**SHORT PROBLEM**
Write out the material exactly, without any of its pictures.

>> START RECORDS FOR PROCESSING

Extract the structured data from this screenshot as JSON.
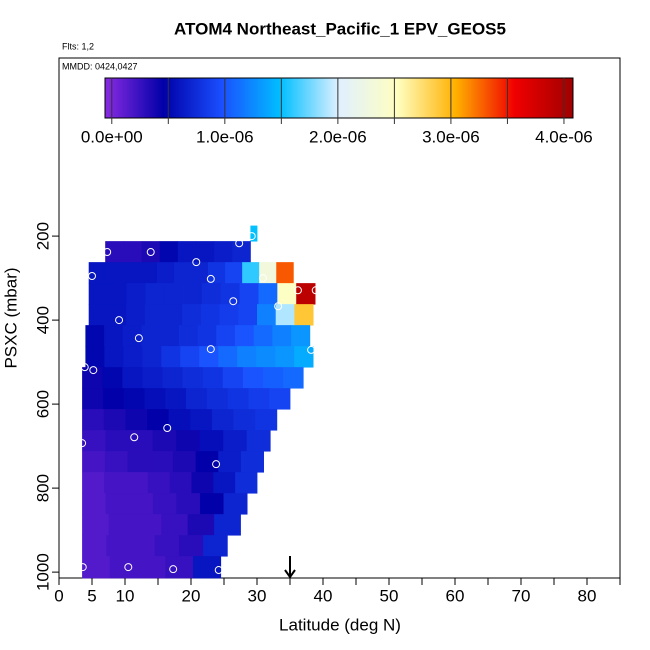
{
  "chart_data": {
    "type": "curtain",
    "title": "ATOM4 Northeast_Pacific_1 EPV_GEOS5",
    "flights": "Flts: 1,2",
    "dates": "MMDD: 0424,0427",
    "x_label": "Latitude (deg N)",
    "y_label": "PSXC (mbar)",
    "xlim": [
      0,
      85
    ],
    "ylim": [
      1014,
      -224
    ],
    "xticks": [
      0,
      5,
      10,
      20,
      30,
      40,
      50,
      60,
      70,
      80
    ],
    "xminorticks": [
      15,
      25,
      35,
      45,
      55,
      65,
      75,
      85
    ],
    "yticks": [
      200,
      400,
      600,
      800,
      1000
    ],
    "clim": [
      -6e-08,
      4.08e-06
    ],
    "colorbar_ticks": [
      {
        "value": 0,
        "label": "0.0e+00"
      },
      {
        "value": 1e-06,
        "label": "1.0e-06"
      },
      {
        "value": 2e-06,
        "label": "2.0e-06"
      },
      {
        "value": 3e-06,
        "label": "3.0e-06"
      },
      {
        "value": 4e-06,
        "label": "4.0e-06"
      }
    ],
    "colormap": [
      "#8a2be2",
      "#0000a8",
      "#1a4fff",
      "#00bfff",
      "#e0f0ff",
      "#ffffc0",
      "#ffb000",
      "#f00000",
      "#a00000"
    ],
    "rows": [
      {
        "pressure": [
          175,
          212
        ],
        "lat": [
          29,
          30
        ],
        "values": [
          1.5e-06
        ]
      },
      {
        "pressure": [
          212,
          262
        ],
        "lat": [
          7,
          29
        ],
        "values": [
          3e-07,
          3e-07,
          3.5e-07,
          5e-07,
          6e-07,
          6e-07,
          6.5e-07,
          7e-07
        ]
      },
      {
        "pressure": [
          262,
          312
        ],
        "lat": [
          4.5,
          35.5
        ],
        "values": [
          6e-07,
          6e-07,
          6e-07,
          6e-07,
          6.5e-07,
          7e-07,
          7e-07,
          8e-07,
          9e-07,
          1.6e-06,
          2.3e-06,
          3.3e-06
        ]
      },
      {
        "pressure": [
          312,
          362
        ],
        "lat": [
          4.5,
          38.8
        ],
        "values": [
          6e-07,
          6e-07,
          6.5e-07,
          7e-07,
          7e-07,
          7e-07,
          7.5e-07,
          8e-07,
          9e-07,
          1.1e-06,
          2.5e-06,
          3.9e-06
        ]
      },
      {
        "pressure": [
          362,
          412
        ],
        "lat": [
          4.5,
          38.5
        ],
        "values": [
          6e-07,
          6e-07,
          6.5e-07,
          7e-07,
          7e-07,
          7.5e-07,
          8e-07,
          8.5e-07,
          9e-07,
          1.2e-06,
          1.9e-06,
          2.9e-06
        ]
      },
      {
        "pressure": [
          412,
          462
        ],
        "lat": [
          4,
          38
        ],
        "values": [
          5e-07,
          6e-07,
          6.5e-07,
          7e-07,
          7e-07,
          7.5e-07,
          8e-07,
          9e-07,
          1e-06,
          1.1e-06,
          1.2e-06,
          1.3e-06
        ]
      },
      {
        "pressure": [
          462,
          512
        ],
        "lat": [
          4,
          38.5
        ],
        "values": [
          5e-07,
          6e-07,
          6.5e-07,
          7e-07,
          8e-07,
          9e-07,
          1e-06,
          1.1e-06,
          1.2e-06,
          1.25e-06,
          1.3e-06,
          1.4e-06
        ]
      },
      {
        "pressure": [
          512,
          562
        ],
        "lat": [
          3.5,
          37
        ],
        "values": [
          4e-07,
          5e-07,
          6e-07,
          6.5e-07,
          7e-07,
          7.5e-07,
          8e-07,
          9e-07,
          1e-06,
          1.05e-06,
          1.1e-06
        ]
      },
      {
        "pressure": [
          562,
          612
        ],
        "lat": [
          3.5,
          35
        ],
        "values": [
          4e-07,
          4.5e-07,
          5e-07,
          5.5e-07,
          6e-07,
          7e-07,
          7.5e-07,
          8e-07,
          8.5e-07,
          9e-07
        ]
      },
      {
        "pressure": [
          612,
          662
        ],
        "lat": [
          3.5,
          33
        ],
        "values": [
          3e-07,
          3.5e-07,
          4e-07,
          4.5e-07,
          5.5e-07,
          6e-07,
          7e-07,
          7.5e-07,
          8e-07
        ]
      },
      {
        "pressure": [
          662,
          712
        ],
        "lat": [
          3.5,
          32
        ],
        "values": [
          2.5e-07,
          3e-07,
          3e-07,
          3.5e-07,
          4e-07,
          5.5e-07,
          6.5e-07,
          7.5e-07
        ]
      },
      {
        "pressure": [
          712,
          762
        ],
        "lat": [
          3.5,
          31
        ],
        "values": [
          2e-07,
          2.5e-07,
          3e-07,
          3e-07,
          3.5e-07,
          4.5e-07,
          6.5e-07,
          7.5e-07
        ]
      },
      {
        "pressure": [
          762,
          812
        ],
        "lat": [
          3.5,
          30
        ],
        "values": [
          1.5e-07,
          2e-07,
          2e-07,
          2.5e-07,
          3e-07,
          4e-07,
          6e-07,
          7.5e-07
        ]
      },
      {
        "pressure": [
          812,
          862
        ],
        "lat": [
          3.5,
          28.5
        ],
        "values": [
          1.5e-07,
          2e-07,
          2e-07,
          2.5e-07,
          3e-07,
          4.5e-07,
          7e-07
        ]
      },
      {
        "pressure": [
          862,
          912
        ],
        "lat": [
          3.5,
          27.5
        ],
        "values": [
          1.5e-07,
          2e-07,
          2e-07,
          2.5e-07,
          3.5e-07,
          7e-07
        ]
      },
      {
        "pressure": [
          912,
          962
        ],
        "lat": [
          3.5,
          25.5
        ],
        "values": [
          1.5e-07,
          2e-07,
          2e-07,
          2.5e-07,
          3e-07,
          7e-07
        ]
      },
      {
        "pressure": [
          962,
          1014
        ],
        "lat": [
          3.5,
          24.5
        ],
        "values": [
          1.5e-07,
          2e-07,
          2e-07,
          2.5e-07,
          6e-07
        ]
      }
    ],
    "flight_points": {
      "lat": [
        7.3,
        13.9,
        20.8,
        27.3,
        29.2,
        5,
        23,
        30.9,
        36.2,
        38.9,
        26.4,
        33.2,
        9.1,
        12.1,
        23,
        38.2,
        3.9,
        5.2,
        3.5,
        11.4,
        16.4,
        23.8,
        3.6,
        10.5,
        17.3,
        24.2
      ],
      "pressure": [
        238,
        238,
        262,
        217,
        200,
        295,
        302,
        300,
        329,
        329,
        355,
        367,
        400,
        443,
        469,
        471,
        512,
        519,
        693,
        679,
        657,
        743,
        988,
        988,
        993,
        995
      ]
    },
    "arrow_lat": 35
  }
}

>> END RECORDS FOR PROCESSING

**EXERCISE SOLUTION**
Extract the structured data from this screenshot as JSON.
{
  "chart_data": {
    "type": "curtain",
    "title": "ATOM4 Northeast_Pacific_1 EPV_GEOS5",
    "flights": "Flts: 1,2",
    "dates": "MMDD: 0424,0427",
    "x_label": "Latitude (deg N)",
    "y_label": "PSXC (mbar)",
    "xlim": [
      0,
      85
    ],
    "ylim": [
      1014,
      -224
    ],
    "xticks": [
      0,
      5,
      10,
      20,
      30,
      40,
      50,
      60,
      70,
      80
    ],
    "xminorticks": [
      15,
      25,
      35,
      45,
      55,
      65,
      75,
      85
    ],
    "yticks": [
      200,
      400,
      600,
      800,
      1000
    ],
    "clim": [
      -6e-08,
      4.08e-06
    ],
    "colorbar_ticks": [
      {
        "value": 0,
        "label": "0.0e+00"
      },
      {
        "value": 1e-06,
        "label": "1.0e-06"
      },
      {
        "value": 2e-06,
        "label": "2.0e-06"
      },
      {
        "value": 3e-06,
        "label": "3.0e-06"
      },
      {
        "value": 4e-06,
        "label": "4.0e-06"
      }
    ],
    "colormap": [
      "#8a2be2",
      "#0000a8",
      "#1a4fff",
      "#00bfff",
      "#e0f0ff",
      "#ffffc0",
      "#ffb000",
      "#f00000",
      "#a00000"
    ],
    "rows": [
      {
        "pressure": [
          175,
          212
        ],
        "lat": [
          29,
          30
        ],
        "values": [
          1.5e-06
        ]
      },
      {
        "pressure": [
          212,
          262
        ],
        "lat": [
          7,
          29
        ],
        "values": [
          3e-07,
          3e-07,
          3.5e-07,
          5e-07,
          6e-07,
          6e-07,
          6.5e-07,
          7e-07
        ]
      },
      {
        "pressure": [
          262,
          312
        ],
        "lat": [
          4.5,
          35.5
        ],
        "values": [
          6e-07,
          6e-07,
          6e-07,
          6e-07,
          6.5e-07,
          7e-07,
          7e-07,
          8e-07,
          9e-07,
          1.6e-06,
          2.3e-06,
          3.3e-06
        ]
      },
      {
        "pressure": [
          312,
          362
        ],
        "lat": [
          4.5,
          38.8
        ],
        "values": [
          6e-07,
          6e-07,
          6.5e-07,
          7e-07,
          7e-07,
          7e-07,
          7.5e-07,
          8e-07,
          9e-07,
          1.1e-06,
          2.5e-06,
          3.9e-06
        ]
      },
      {
        "pressure": [
          362,
          412
        ],
        "lat": [
          4.5,
          38.5
        ],
        "values": [
          6e-07,
          6e-07,
          6.5e-07,
          7e-07,
          7e-07,
          7.5e-07,
          8e-07,
          8.5e-07,
          9e-07,
          1.2e-06,
          1.9e-06,
          2.9e-06
        ]
      },
      {
        "pressure": [
          412,
          462
        ],
        "lat": [
          4,
          38
        ],
        "values": [
          5e-07,
          6e-07,
          6.5e-07,
          7e-07,
          7e-07,
          7.5e-07,
          8e-07,
          9e-07,
          1e-06,
          1.1e-06,
          1.2e-06,
          1.3e-06
        ]
      },
      {
        "pressure": [
          462,
          512
        ],
        "lat": [
          4,
          38.5
        ],
        "values": [
          5e-07,
          6e-07,
          6.5e-07,
          7e-07,
          8e-07,
          9e-07,
          1e-06,
          1.1e-06,
          1.2e-06,
          1.25e-06,
          1.3e-06,
          1.4e-06
        ]
      },
      {
        "pressure": [
          512,
          562
        ],
        "lat": [
          3.5,
          37
        ],
        "values": [
          4e-07,
          5e-07,
          6e-07,
          6.5e-07,
          7e-07,
          7.5e-07,
          8e-07,
          9e-07,
          1e-06,
          1.05e-06,
          1.1e-06
        ]
      },
      {
        "pressure": [
          562,
          612
        ],
        "lat": [
          3.5,
          35
        ],
        "values": [
          4e-07,
          4.5e-07,
          5e-07,
          5.5e-07,
          6e-07,
          7e-07,
          7.5e-07,
          8e-07,
          8.5e-07,
          9e-07
        ]
      },
      {
        "pressure": [
          612,
          662
        ],
        "lat": [
          3.5,
          33
        ],
        "values": [
          3e-07,
          3.5e-07,
          4e-07,
          4.5e-07,
          5.5e-07,
          6e-07,
          7e-07,
          7.5e-07,
          8e-07
        ]
      },
      {
        "pressure": [
          662,
          712
        ],
        "lat": [
          3.5,
          32
        ],
        "values": [
          2.5e-07,
          3e-07,
          3e-07,
          3.5e-07,
          4e-07,
          5.5e-07,
          6.5e-07,
          7.5e-07
        ]
      },
      {
        "pressure": [
          712,
          762
        ],
        "lat": [
          3.5,
          31
        ],
        "values": [
          2e-07,
          2.5e-07,
          3e-07,
          3e-07,
          3.5e-07,
          4.5e-07,
          6.5e-07,
          7.5e-07
        ]
      },
      {
        "pressure": [
          762,
          812
        ],
        "lat": [
          3.5,
          30
        ],
        "values": [
          1.5e-07,
          2e-07,
          2e-07,
          2.5e-07,
          3e-07,
          4e-07,
          6e-07,
          7.5e-07
        ]
      },
      {
        "pressure": [
          812,
          862
        ],
        "lat": [
          3.5,
          28.5
        ],
        "values": [
          1.5e-07,
          2e-07,
          2e-07,
          2.5e-07,
          3e-07,
          4.5e-07,
          7e-07
        ]
      },
      {
        "pressure": [
          862,
          912
        ],
        "lat": [
          3.5,
          27.5
        ],
        "values": [
          1.5e-07,
          2e-07,
          2e-07,
          2.5e-07,
          3.5e-07,
          7e-07
        ]
      },
      {
        "pressure": [
          912,
          962
        ],
        "lat": [
          3.5,
          25.5
        ],
        "values": [
          1.5e-07,
          2e-07,
          2e-07,
          2.5e-07,
          3e-07,
          7e-07
        ]
      },
      {
        "pressure": [
          962,
          1014
        ],
        "lat": [
          3.5,
          24.5
        ],
        "values": [
          1.5e-07,
          2e-07,
          2e-07,
          2.5e-07,
          6e-07
        ]
      }
    ],
    "flight_points": {
      "lat": [
        7.3,
        13.9,
        20.8,
        27.3,
        29.2,
        5,
        23,
        30.9,
        36.2,
        38.9,
        26.4,
        33.2,
        9.1,
        12.1,
        23,
        38.2,
        3.9,
        5.2,
        3.5,
        11.4,
        16.4,
        23.8,
        3.6,
        10.5,
        17.3,
        24.2
      ],
      "pressure": [
        238,
        238,
        262,
        217,
        200,
        295,
        302,
        300,
        329,
        329,
        355,
        367,
        400,
        443,
        469,
        471,
        512,
        519,
        693,
        679,
        657,
        743,
        988,
        988,
        993,
        995
      ]
    },
    "arrow_lat": 35
  }
}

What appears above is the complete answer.